▼▼▼

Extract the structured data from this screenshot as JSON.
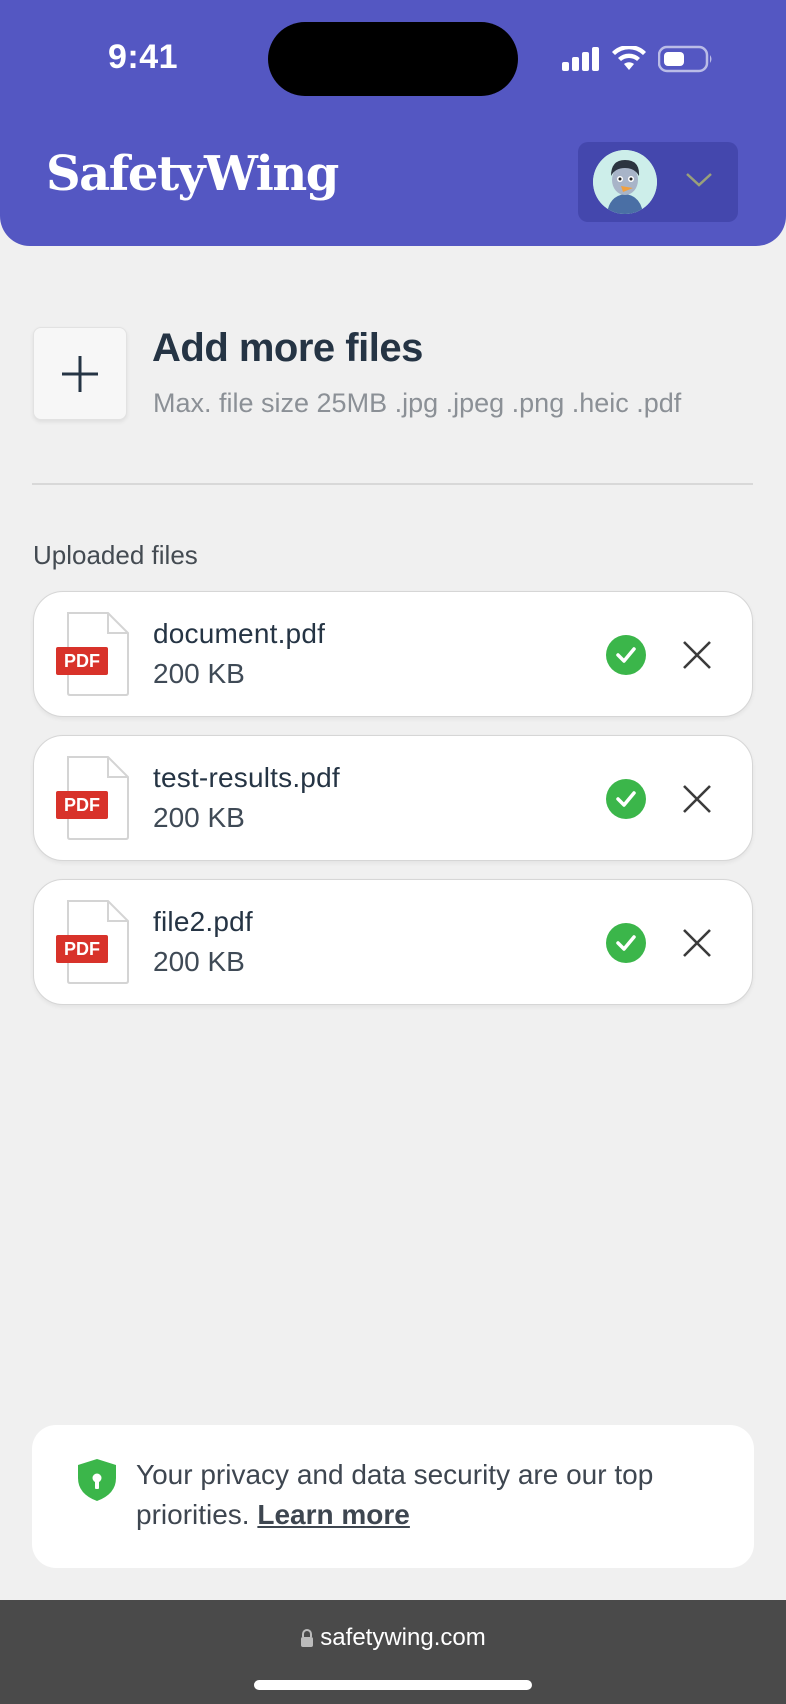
{
  "status_bar": {
    "time": "9:41"
  },
  "header": {
    "logo": "SafetyWing",
    "brand_color": "#5457c2",
    "avatar_icon": "user-avatar",
    "menu_icon": "chevron-down-icon"
  },
  "upload": {
    "title": "Add more files",
    "hint": "Max. file size 25MB .jpg .jpeg .png .heic .pdf",
    "add_icon": "plus-icon"
  },
  "uploaded": {
    "heading": "Uploaded files",
    "files": [
      {
        "name": "document.pdf",
        "size": "200 KB",
        "type_label": "PDF",
        "status": "uploaded"
      },
      {
        "name": "test-results.pdf",
        "size": "200 KB",
        "type_label": "PDF",
        "status": "uploaded"
      },
      {
        "name": "file2.pdf",
        "size": "200 KB",
        "type_label": "PDF",
        "status": "uploaded"
      }
    ],
    "success_color": "#3bb64a",
    "pdf_badge_color": "#d8322a"
  },
  "privacy": {
    "text": "Your privacy and data security are our top priorities.",
    "link": "Learn more",
    "shield_color": "#3bb64a"
  },
  "browser": {
    "url": "safetywing.com"
  }
}
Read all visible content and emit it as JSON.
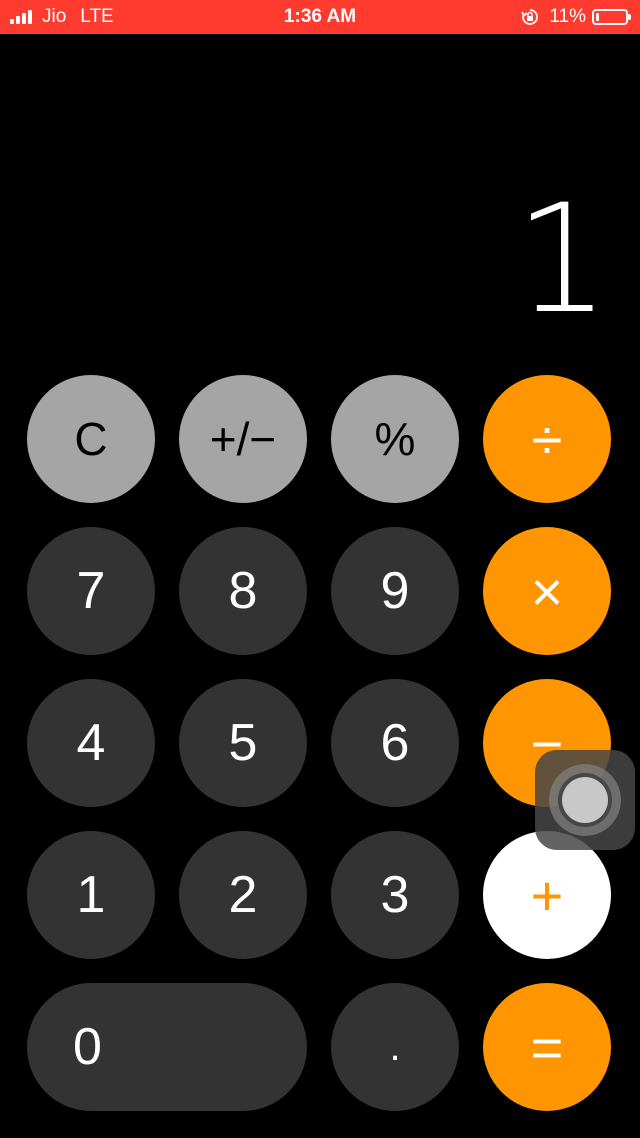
{
  "status_bar": {
    "carrier": "Jio",
    "network": "LTE",
    "time": "1:36 AM",
    "battery_percent": "11%",
    "battery_level": 0.11,
    "background_color": "#ff3b30"
  },
  "display": {
    "value": "1"
  },
  "keys": {
    "clear": "C",
    "sign": "+/−",
    "percent": "%",
    "divide": "÷",
    "seven": "7",
    "eight": "8",
    "nine": "9",
    "multiply": "×",
    "four": "4",
    "five": "5",
    "six": "6",
    "subtract": "−",
    "one": "1",
    "two": "2",
    "three": "3",
    "add": "+",
    "zero": "0",
    "decimal": ".",
    "equals": "="
  },
  "colors": {
    "function_key": "#a5a5a5",
    "number_key": "#333333",
    "operator_key": "#ff9500",
    "active_operator_key": "#ffffff"
  },
  "active_operator": "add",
  "icons": {
    "signal": "signal-bars-icon",
    "rotation_lock": "rotation-lock-icon",
    "battery": "battery-icon",
    "assistive_touch": "assistive-touch-icon"
  }
}
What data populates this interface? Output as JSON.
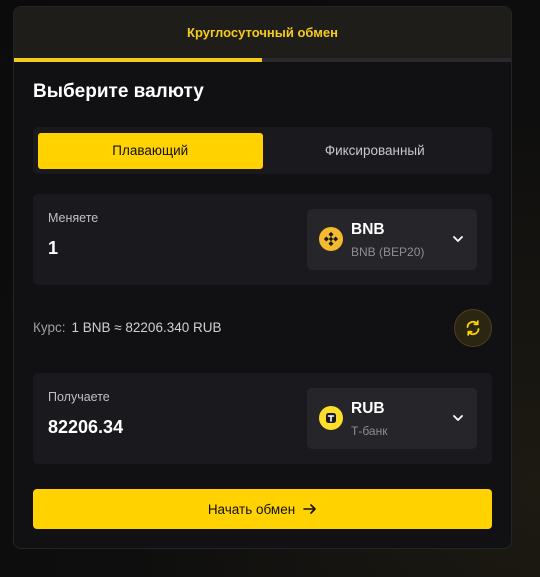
{
  "header": {
    "tab_label": "Круглосуточный обмен"
  },
  "title": "Выберите валюту",
  "rate_type": {
    "options": [
      "Плавающий",
      "Фиксированный"
    ],
    "selected": "Плавающий"
  },
  "send": {
    "label": "Меняете",
    "amount": "1",
    "currency": {
      "code": "BNB",
      "network": "BNB (BEP20)",
      "icon": "bnb-coin-icon",
      "color": "#f3ba2f"
    }
  },
  "rate": {
    "label": "Курс:",
    "value": "1 BNB ≈ 82206.340 RUB"
  },
  "receive": {
    "label": "Получаете",
    "amount": "82206.34",
    "currency": {
      "code": "RUB",
      "network": "Т-банк",
      "icon": "tbank-icon",
      "color": "#ffdd2d"
    }
  },
  "cta": {
    "label": "Начать обмен"
  },
  "colors": {
    "accent": "#ffd200",
    "card": "#111114",
    "panel": "#1a1a1e"
  }
}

▲▲▲

**Exercise directions:** Pick out the lines containing the string "data".

**Answer to the task:**
Extract the structured data from this screenshot as JSON.
    "text": "Your privacy and data security are our top priorities.",
What data populates this interface? Output as JSON.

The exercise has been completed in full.